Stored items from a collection
------------------------------------------------
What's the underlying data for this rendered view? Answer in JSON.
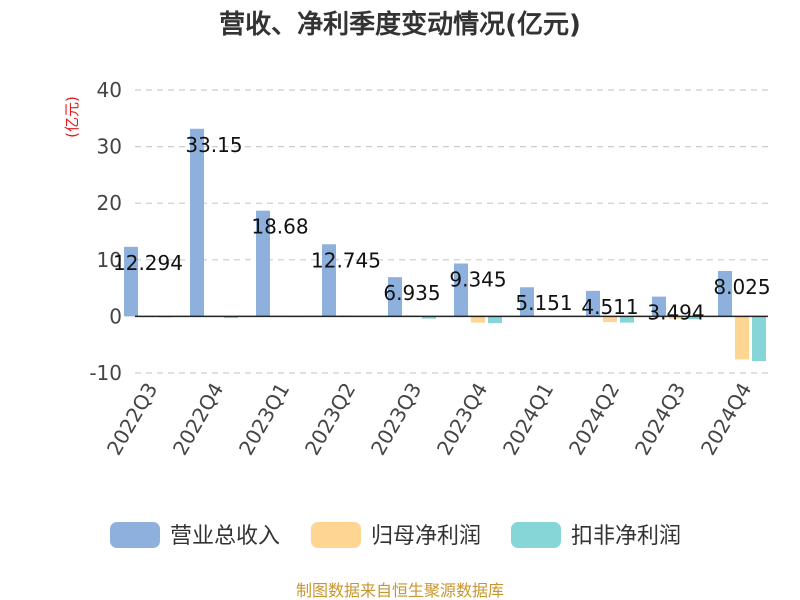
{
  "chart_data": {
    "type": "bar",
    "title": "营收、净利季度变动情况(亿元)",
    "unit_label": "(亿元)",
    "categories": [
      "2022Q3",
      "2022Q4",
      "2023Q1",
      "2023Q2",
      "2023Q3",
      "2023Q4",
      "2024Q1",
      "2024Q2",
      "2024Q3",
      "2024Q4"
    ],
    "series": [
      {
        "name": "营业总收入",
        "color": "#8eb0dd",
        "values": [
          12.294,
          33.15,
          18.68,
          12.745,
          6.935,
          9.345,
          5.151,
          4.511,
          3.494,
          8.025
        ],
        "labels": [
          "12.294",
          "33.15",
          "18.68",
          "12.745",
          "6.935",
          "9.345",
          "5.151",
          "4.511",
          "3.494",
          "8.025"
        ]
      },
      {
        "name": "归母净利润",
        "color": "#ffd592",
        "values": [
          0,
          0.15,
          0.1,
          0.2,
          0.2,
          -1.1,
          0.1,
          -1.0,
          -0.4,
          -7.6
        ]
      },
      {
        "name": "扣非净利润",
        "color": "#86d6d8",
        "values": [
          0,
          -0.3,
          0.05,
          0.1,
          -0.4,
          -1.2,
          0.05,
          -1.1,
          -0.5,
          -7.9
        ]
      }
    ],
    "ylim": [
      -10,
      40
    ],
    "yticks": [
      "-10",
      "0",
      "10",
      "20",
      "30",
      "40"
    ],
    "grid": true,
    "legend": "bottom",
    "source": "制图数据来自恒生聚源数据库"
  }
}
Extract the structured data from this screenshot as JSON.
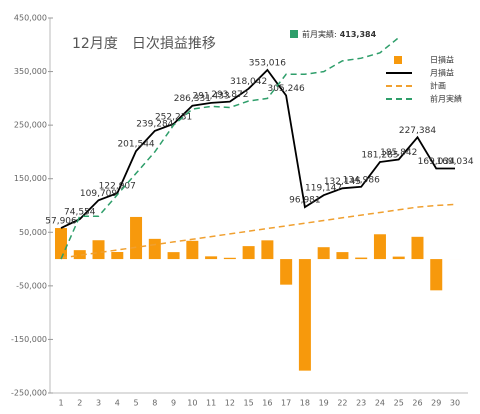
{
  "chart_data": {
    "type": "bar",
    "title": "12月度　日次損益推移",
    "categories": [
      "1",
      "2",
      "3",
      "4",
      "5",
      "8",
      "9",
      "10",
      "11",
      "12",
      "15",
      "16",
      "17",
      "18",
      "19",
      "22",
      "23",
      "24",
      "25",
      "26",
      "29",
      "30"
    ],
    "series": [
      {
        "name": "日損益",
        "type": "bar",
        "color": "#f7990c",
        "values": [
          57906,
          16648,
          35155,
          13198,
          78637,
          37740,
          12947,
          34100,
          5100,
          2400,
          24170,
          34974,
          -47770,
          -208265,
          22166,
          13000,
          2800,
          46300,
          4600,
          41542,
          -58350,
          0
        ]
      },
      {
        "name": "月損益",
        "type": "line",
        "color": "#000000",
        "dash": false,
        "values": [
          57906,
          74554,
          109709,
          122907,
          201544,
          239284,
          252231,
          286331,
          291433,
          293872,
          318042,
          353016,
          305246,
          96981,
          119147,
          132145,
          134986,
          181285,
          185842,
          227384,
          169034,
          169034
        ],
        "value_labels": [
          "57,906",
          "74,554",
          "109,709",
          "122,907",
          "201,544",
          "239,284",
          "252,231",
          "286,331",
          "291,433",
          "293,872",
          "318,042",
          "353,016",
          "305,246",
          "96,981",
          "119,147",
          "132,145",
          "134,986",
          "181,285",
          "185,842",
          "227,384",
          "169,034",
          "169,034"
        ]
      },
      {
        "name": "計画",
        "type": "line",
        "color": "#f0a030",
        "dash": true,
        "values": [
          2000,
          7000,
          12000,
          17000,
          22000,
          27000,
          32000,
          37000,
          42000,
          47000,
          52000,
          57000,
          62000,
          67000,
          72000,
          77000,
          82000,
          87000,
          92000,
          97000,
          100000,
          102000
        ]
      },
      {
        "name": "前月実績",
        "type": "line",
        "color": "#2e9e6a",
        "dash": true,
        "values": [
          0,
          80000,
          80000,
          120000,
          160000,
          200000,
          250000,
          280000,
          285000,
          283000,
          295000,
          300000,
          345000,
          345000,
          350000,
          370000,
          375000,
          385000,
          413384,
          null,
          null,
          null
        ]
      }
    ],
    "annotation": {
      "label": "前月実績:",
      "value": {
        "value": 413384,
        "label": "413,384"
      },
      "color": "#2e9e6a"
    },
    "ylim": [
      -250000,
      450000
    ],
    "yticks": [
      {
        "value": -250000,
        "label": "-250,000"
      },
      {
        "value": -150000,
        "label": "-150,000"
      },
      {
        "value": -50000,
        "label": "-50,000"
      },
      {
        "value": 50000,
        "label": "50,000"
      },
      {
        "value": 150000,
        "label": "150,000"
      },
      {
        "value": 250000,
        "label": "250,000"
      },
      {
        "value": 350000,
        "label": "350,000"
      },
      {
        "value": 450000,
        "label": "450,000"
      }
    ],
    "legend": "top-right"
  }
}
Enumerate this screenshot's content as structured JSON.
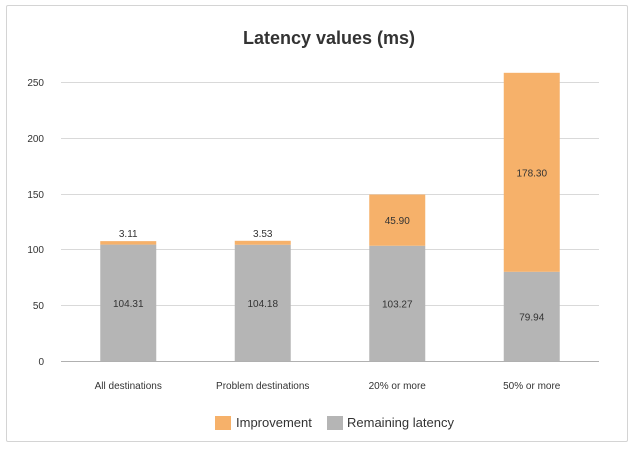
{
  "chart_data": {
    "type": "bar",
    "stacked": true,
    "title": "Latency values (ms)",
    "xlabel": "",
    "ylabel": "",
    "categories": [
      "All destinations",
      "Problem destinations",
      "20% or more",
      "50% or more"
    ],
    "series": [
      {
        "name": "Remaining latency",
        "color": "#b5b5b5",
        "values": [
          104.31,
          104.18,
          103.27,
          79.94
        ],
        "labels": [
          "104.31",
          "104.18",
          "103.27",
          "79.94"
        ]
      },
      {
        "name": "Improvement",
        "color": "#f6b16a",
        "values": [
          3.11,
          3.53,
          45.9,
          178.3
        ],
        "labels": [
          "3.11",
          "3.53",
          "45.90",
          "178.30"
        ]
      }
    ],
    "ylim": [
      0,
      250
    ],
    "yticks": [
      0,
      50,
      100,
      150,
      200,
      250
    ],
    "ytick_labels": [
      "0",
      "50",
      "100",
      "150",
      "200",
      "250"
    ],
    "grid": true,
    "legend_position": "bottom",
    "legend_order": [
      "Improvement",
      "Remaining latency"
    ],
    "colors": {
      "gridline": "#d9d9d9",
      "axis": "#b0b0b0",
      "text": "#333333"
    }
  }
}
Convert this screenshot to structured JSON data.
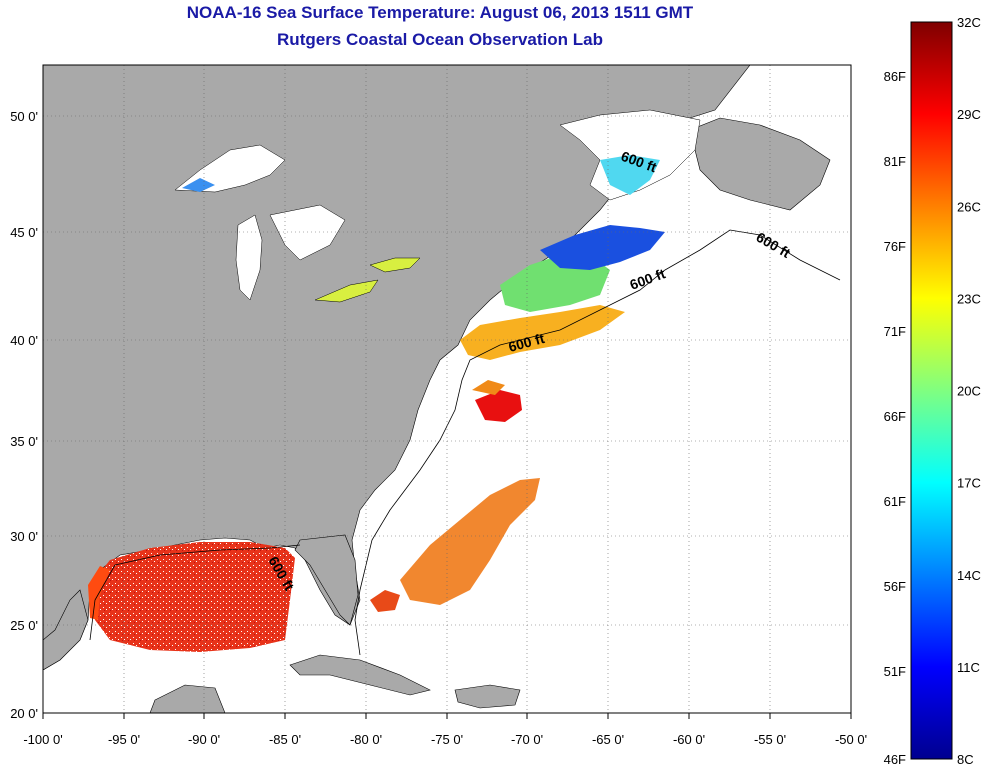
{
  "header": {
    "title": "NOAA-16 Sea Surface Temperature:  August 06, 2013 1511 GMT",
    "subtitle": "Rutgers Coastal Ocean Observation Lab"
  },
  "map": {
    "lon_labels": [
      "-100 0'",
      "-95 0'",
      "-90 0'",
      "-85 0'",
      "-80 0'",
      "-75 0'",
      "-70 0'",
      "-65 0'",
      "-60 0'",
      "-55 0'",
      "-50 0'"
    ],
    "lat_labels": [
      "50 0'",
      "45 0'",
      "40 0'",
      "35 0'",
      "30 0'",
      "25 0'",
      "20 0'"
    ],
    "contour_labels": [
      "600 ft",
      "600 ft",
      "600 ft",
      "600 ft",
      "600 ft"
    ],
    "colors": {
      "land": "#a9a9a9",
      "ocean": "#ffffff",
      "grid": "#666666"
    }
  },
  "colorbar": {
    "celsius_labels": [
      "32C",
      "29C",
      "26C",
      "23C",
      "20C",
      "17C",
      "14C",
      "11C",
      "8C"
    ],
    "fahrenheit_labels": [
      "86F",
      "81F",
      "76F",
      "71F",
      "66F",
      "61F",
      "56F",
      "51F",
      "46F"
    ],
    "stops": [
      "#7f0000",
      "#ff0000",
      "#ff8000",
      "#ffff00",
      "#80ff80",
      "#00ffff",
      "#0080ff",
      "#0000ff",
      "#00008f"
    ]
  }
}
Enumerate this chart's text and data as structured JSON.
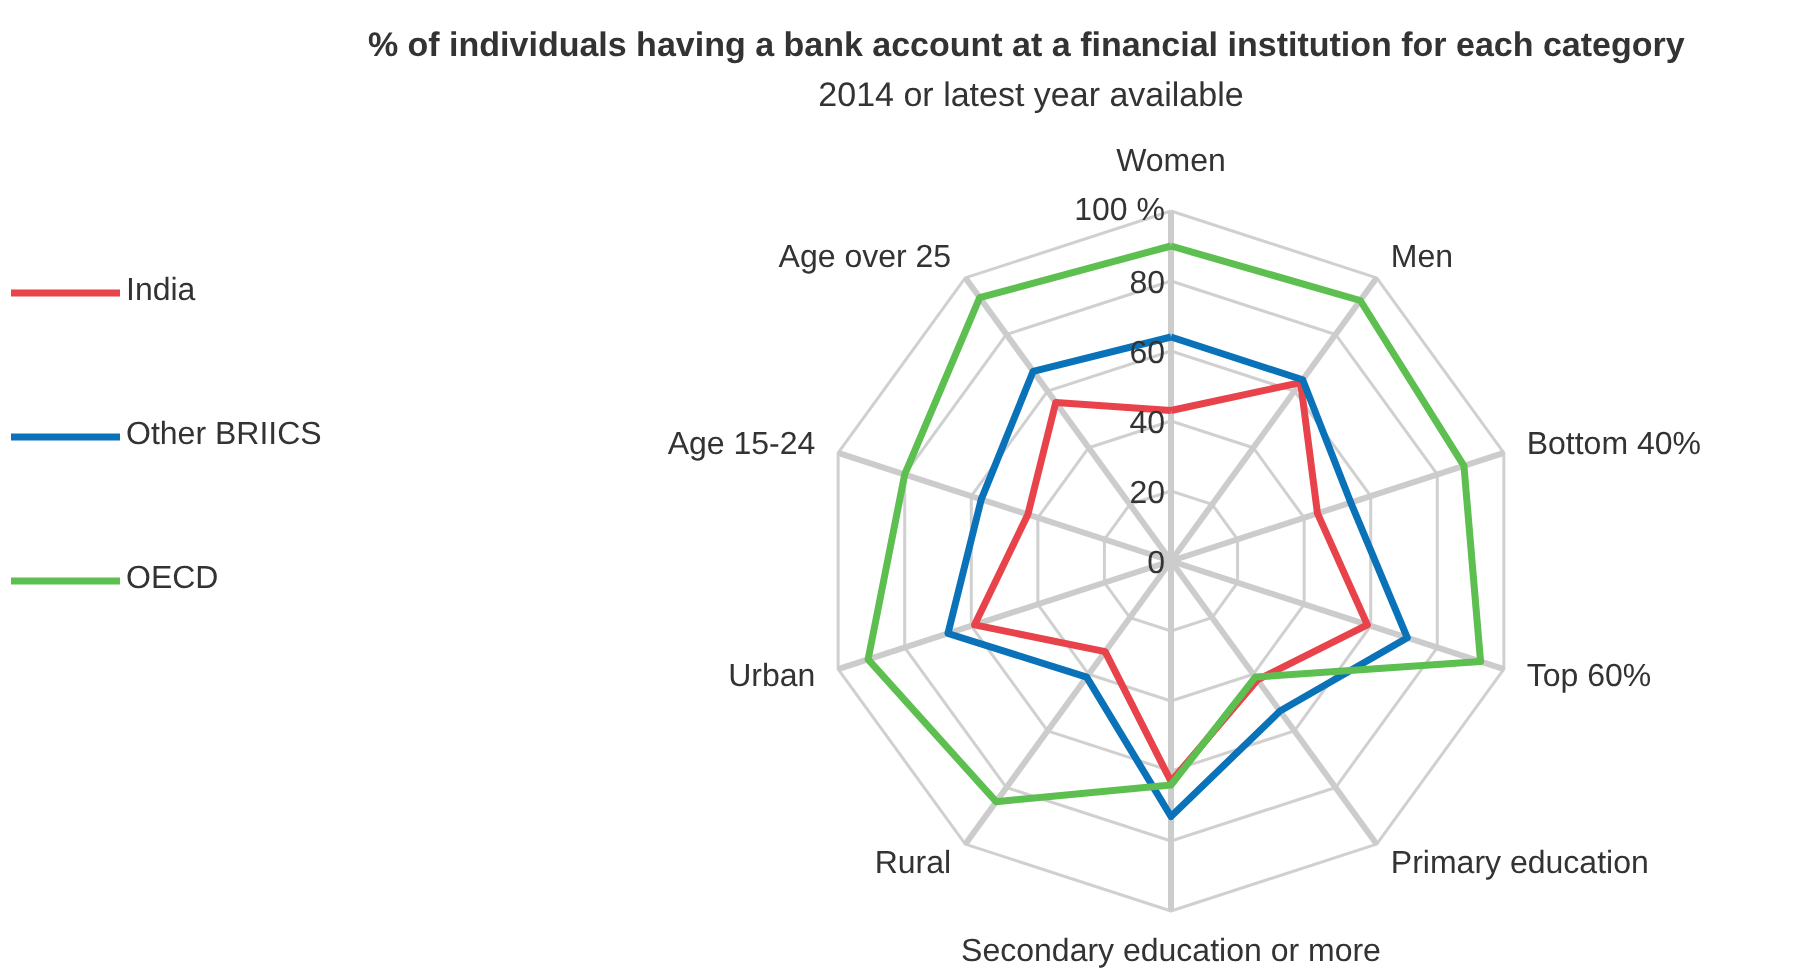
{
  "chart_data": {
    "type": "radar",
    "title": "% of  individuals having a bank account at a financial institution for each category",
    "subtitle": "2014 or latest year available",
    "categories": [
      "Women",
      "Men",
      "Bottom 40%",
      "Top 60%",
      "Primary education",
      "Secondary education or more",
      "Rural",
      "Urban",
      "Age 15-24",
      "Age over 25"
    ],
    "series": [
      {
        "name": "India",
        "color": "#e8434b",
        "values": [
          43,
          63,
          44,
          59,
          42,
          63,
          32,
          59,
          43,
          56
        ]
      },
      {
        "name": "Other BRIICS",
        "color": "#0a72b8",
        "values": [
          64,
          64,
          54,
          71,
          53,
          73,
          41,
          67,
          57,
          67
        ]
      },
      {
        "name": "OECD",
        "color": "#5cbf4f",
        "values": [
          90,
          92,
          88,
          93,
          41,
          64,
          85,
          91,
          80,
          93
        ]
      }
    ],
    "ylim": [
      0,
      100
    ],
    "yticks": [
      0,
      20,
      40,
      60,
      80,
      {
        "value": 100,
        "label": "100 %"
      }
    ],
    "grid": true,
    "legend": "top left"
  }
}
------------------------------------------------
**EXERCISE DETAILS**.
Scan the material above. Copy each line that holds the word "destinations".

**EXERCISE RESPONSE**.
      "All destinations",
      "Problem destinations",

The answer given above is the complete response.